'''
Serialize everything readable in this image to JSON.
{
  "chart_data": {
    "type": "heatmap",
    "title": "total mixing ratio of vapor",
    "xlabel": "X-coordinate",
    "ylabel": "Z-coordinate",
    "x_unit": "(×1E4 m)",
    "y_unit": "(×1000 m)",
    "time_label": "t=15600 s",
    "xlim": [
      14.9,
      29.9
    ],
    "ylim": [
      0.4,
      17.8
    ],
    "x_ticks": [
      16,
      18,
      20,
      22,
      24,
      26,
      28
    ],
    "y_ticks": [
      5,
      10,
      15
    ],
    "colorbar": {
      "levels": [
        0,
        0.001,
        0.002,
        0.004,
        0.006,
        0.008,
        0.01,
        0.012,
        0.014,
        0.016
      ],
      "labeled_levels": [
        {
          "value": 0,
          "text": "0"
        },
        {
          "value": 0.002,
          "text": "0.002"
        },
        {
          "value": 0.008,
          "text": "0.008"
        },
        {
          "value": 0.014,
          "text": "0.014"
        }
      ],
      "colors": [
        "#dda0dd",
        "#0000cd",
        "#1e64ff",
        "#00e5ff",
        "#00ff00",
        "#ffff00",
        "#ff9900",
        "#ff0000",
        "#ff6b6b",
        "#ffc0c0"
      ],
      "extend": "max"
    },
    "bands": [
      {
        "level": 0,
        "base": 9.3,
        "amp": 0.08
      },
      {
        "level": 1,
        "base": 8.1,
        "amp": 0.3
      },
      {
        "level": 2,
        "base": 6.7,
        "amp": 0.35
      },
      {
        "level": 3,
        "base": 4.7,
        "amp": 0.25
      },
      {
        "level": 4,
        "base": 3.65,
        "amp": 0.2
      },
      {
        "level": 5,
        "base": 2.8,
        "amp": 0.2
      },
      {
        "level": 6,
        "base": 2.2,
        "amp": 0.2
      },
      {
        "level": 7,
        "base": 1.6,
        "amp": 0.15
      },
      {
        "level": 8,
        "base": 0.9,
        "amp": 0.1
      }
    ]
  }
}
'''
In the data above, tally the lines holding "coordinate" and answer with the figure only.

2